Exercise task: Output every entry exactly as written, but omit the pictures.

== == ==

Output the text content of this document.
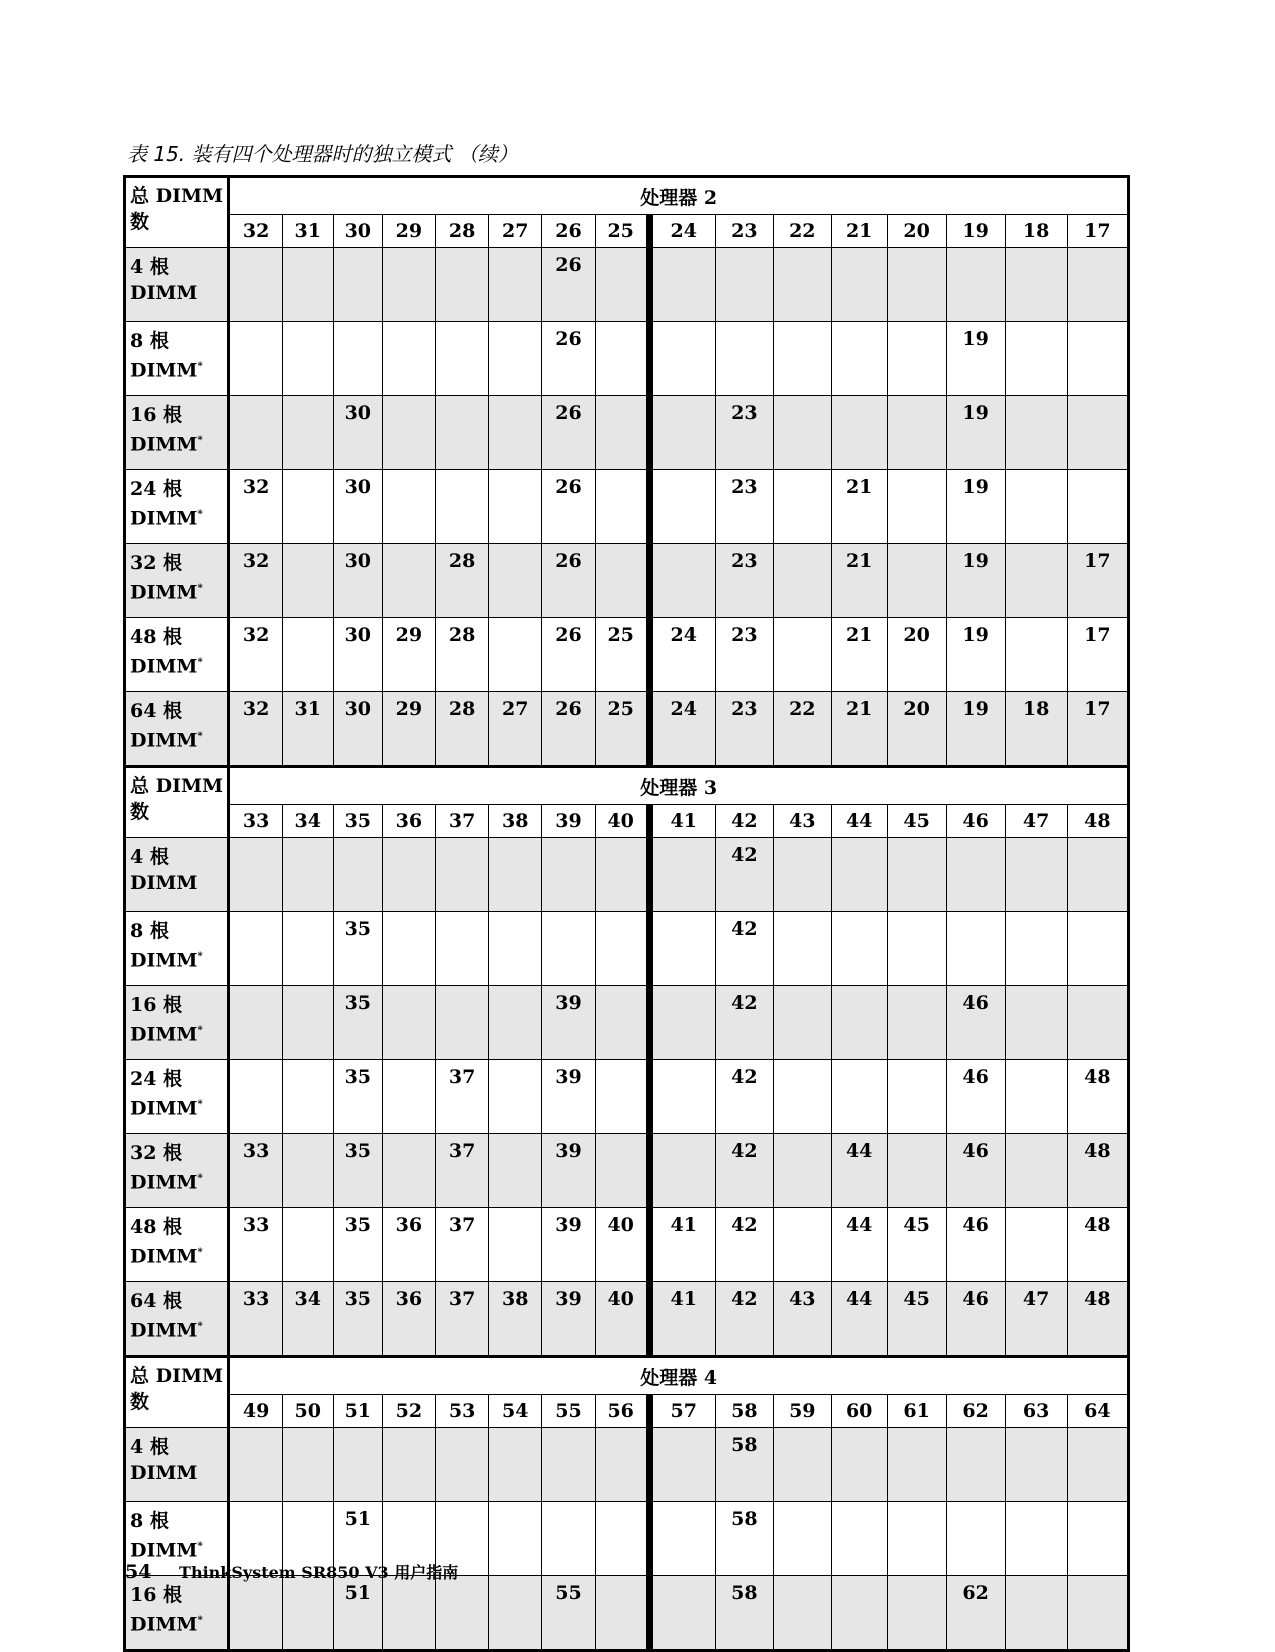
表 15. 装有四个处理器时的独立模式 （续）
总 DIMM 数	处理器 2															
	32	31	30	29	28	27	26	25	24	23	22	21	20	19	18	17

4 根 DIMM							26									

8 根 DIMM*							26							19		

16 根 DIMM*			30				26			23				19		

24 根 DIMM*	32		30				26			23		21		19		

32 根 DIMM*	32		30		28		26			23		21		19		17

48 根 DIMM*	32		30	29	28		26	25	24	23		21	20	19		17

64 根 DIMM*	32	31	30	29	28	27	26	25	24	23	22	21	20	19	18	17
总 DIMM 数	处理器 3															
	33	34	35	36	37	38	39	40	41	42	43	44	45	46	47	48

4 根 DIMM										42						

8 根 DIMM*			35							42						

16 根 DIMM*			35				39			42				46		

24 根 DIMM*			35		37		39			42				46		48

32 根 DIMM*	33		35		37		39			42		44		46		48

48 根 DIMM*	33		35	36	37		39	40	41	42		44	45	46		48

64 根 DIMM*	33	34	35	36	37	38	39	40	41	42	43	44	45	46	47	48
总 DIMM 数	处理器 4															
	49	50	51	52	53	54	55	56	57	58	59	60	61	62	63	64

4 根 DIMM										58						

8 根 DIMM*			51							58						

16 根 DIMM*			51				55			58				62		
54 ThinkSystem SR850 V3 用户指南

== == ==

Finished task:
Output the text content of this document.
表 15. 装有四个处理器时的独立模式 （续）
总 DIMM 数	处理器 2															
	32	31	30	29	28	27	26	25	24	23	22	21	20	19	18	17

4 根 DIMM							26									

8 根 DIMM*							26							19		

16 根 DIMM*			30				26			23				19		

24 根 DIMM*	32		30				26			23		21		19		

32 根 DIMM*	32		30		28		26			23		21		19		17

48 根 DIMM*	32		30	29	28		26	25	24	23		21	20	19		17

64 根 DIMM*	32	31	30	29	28	27	26	25	24	23	22	21	20	19	18	17
总 DIMM 数	处理器 3															
	33	34	35	36	37	38	39	40	41	42	43	44	45	46	47	48

4 根 DIMM										42						

8 根 DIMM*			35							42						

16 根 DIMM*			35				39			42				46		

24 根 DIMM*			35		37		39			42				46		48

32 根 DIMM*	33		35		37		39			42		44		46		48

48 根 DIMM*	33		35	36	37		39	40	41	42		44	45	46		48

64 根 DIMM*	33	34	35	36	37	38	39	40	41	42	43	44	45	46	47	48
总 DIMM 数	处理器 4															
	49	50	51	52	53	54	55	56	57	58	59	60	61	62	63	64

4 根 DIMM										58						

8 根 DIMM*			51							58						

16 根 DIMM*			51				55			58				62		
54 ThinkSystem SR850 V3 用户指南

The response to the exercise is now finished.